Seven things I learned at CAST

My CAST debrief from last week ended up being mostly about personal reflection, but I also wanted to call out the some of the things I picked up more specific to testing. After going through my notes I picked out what I thought where the important themes or interesting insights. There are many other tidbits, interactions, and ideas from those notes that I may write about later, these are just the top seven that I think will have an impact right away.

Each section here is paraphrased from the notes I took in each speaker’s session.

1. “Because we don’t like uncertainty we pretend we don’t have it”
Liz Keogh presented a keynote on using Cynefin as a way of embracing uncertainty and chaos in how we work. We are hard wired to see patterns where they don’t exist. “We treat complexity as if it’s predictable.” People experience the highest stress when shocks are unpredictable, so let’s at least prepare for them. To be safe to fail you have to be able to (1) know if it works, (2) amplify it if it does work, (3) know of it fails, (4) dampen it if it does fail, and (5) have a realistic reason for thinking there will be a positive impact in the first place. It’s not about avoiding failure, it’s about being prepared for it. The linked article above is definitely worth the read.

2. Testers are designers
From John Cutler’s keynote: “Design is the rendering of intent”. Anybody who makes decisions that affect that rendering is a designer. What you test, when you test, who you include, your mental models of the customer, and how we talk about what we find all factor in. UX researchers to have to know that they aren’t the user, but often the tester has used the product more than anybody else in the group. There’s no such thing as a design solution, but there is a design rationale. There should be a narrative around the choices we make for our products, and testers provide a ton of the information for that narrative. Without that narrative, no design was happening (nor any testing!) because there’s no sense of the intent.

• To be done:
a – In the CAST takeaways post, how does John Cutler's keynote define design?
b – Write the next part of the CAST takeaways post, starting after its final sentence.

• Entries for boxed elements:
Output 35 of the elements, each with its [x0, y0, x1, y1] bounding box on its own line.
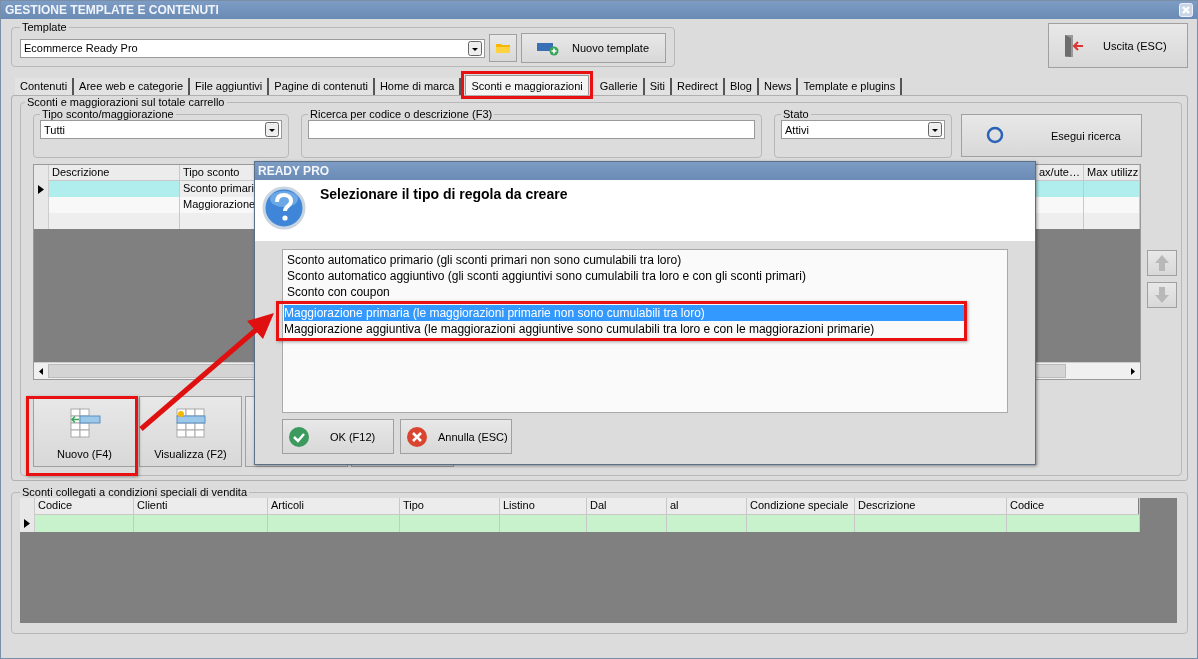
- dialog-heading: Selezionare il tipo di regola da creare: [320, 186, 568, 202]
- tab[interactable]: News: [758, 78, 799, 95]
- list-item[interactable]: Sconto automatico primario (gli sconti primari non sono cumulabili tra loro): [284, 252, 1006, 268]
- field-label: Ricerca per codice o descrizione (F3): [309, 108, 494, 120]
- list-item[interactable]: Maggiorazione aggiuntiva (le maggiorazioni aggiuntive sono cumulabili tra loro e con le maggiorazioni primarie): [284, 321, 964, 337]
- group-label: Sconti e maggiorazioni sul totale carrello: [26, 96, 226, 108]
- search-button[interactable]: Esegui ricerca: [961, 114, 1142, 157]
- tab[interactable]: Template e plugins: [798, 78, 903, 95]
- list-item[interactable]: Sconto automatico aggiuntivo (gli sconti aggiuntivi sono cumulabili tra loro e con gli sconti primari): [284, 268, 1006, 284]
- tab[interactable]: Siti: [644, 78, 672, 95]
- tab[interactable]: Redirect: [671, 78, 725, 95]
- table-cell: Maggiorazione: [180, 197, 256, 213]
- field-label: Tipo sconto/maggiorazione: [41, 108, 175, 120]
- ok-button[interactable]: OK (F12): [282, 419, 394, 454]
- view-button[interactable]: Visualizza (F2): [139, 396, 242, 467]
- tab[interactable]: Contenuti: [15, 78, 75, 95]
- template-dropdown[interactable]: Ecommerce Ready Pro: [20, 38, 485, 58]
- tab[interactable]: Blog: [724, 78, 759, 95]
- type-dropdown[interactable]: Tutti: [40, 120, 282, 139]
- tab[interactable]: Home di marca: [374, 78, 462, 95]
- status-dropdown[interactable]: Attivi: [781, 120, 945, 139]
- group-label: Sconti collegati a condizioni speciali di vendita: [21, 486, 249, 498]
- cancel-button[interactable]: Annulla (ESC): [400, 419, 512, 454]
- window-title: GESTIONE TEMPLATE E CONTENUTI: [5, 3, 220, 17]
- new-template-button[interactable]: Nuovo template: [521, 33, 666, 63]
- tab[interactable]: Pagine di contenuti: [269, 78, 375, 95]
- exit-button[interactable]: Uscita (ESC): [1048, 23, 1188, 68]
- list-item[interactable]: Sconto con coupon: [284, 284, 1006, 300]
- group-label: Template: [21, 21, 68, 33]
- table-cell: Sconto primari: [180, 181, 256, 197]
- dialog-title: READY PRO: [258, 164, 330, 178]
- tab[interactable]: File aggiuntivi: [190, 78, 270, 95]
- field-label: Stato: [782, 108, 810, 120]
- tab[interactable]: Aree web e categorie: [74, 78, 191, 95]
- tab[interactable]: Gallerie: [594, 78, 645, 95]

==

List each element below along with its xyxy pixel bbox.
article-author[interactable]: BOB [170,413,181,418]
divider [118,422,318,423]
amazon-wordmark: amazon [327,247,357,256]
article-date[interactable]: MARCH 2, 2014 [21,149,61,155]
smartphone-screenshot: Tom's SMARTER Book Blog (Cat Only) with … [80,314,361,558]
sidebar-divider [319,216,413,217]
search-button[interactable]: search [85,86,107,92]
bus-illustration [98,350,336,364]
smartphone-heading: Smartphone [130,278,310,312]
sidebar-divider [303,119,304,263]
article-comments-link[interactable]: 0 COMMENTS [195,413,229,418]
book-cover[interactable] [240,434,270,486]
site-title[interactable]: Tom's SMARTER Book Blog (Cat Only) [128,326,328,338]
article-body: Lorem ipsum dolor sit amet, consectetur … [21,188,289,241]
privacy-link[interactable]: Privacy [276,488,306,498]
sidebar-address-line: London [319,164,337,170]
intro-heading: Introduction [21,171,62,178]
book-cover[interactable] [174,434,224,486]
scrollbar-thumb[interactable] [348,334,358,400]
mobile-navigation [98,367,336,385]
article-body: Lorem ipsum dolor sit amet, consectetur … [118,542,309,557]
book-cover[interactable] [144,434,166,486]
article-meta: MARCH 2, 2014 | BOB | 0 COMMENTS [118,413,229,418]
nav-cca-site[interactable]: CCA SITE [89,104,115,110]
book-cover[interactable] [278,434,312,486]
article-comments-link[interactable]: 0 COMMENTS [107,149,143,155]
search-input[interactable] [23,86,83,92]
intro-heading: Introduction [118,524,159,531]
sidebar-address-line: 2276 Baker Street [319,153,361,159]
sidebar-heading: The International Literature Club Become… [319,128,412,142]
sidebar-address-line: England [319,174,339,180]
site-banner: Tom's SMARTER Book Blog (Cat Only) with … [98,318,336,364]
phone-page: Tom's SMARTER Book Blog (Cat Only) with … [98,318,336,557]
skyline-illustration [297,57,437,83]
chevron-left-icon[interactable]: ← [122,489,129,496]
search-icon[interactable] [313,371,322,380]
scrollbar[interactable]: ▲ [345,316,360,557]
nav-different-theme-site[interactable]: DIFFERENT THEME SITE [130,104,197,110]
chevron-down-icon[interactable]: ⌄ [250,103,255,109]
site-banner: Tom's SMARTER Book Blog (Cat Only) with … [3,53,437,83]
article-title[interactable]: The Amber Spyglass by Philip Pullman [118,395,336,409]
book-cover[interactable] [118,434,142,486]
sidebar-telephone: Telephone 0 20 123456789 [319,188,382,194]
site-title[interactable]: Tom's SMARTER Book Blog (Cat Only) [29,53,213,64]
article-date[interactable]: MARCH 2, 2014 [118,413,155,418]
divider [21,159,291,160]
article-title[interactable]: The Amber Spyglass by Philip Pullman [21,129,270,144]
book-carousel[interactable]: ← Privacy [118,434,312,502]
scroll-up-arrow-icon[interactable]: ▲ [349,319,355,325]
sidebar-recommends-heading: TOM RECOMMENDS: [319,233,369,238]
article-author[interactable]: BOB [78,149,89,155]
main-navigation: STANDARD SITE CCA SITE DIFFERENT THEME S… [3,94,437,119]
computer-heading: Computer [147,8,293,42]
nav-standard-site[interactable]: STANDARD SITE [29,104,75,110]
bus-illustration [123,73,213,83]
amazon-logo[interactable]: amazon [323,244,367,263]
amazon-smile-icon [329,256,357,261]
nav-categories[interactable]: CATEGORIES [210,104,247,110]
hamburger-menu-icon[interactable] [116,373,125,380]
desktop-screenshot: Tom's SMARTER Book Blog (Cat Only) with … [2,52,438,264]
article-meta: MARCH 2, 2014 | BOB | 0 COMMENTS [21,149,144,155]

• Answer set:
a – Design is "the rendering of intent."

b –
3. Knowledge goes stale faster than tickets on a board do
From Liz Keogh’s lightning talk: If testers are at their WIP limit and devs can’t push any more work to them, your team will actually go faster if you make the devs go read a book rather than take on new work that will just pile up. You lose more productivity in catching up on work someone has already forgotten about than you gain in “getting ahead”. In practice, of course, you should have the devs help the testers when they’re full and the testers help the devs when they have spare capacity. (By the way, it’s not a Kanban board unless you have a signal for when you can take on new work, like an empty slot in a column. That empty slot is the kanban.)

4. “No matter how it looks at first, it’s always a people problem” – Jerry Weinberg
I don’t recall which session this quote first came up in, but it became a recurring theme in many of the sessions and discussions, especially around coaching testing, communicating, and whole-team testing. Jerry passed away just before the conference started, and though I had never met him he clearly had a strong influence on many of the people there. He’s probably most often cited for his definition that “quality is value to some person”.

5. Pair testing is one of the most powerful techniques we have
Though I don’t think anybody said this explicitly, this was evident to me from how often the concept came up. Lisi Hocke gave a talk about pairing with testers from other companies to improve her own testing while cross-pollinating testing ideas and skills with the wider community. Amit Wertheimer cited pairing with devs as a great way to identify tools and opportunities to make their lives easier. Jose Lima talked about running group exploratory testing sessions and the benefits that brings in learning about the product and coaching testing. Of course coaching itself, I think, is a form of pairing so the tutorial with Anne-Marie Charrett contributed to this theme as well.  This is something that I need to do more of.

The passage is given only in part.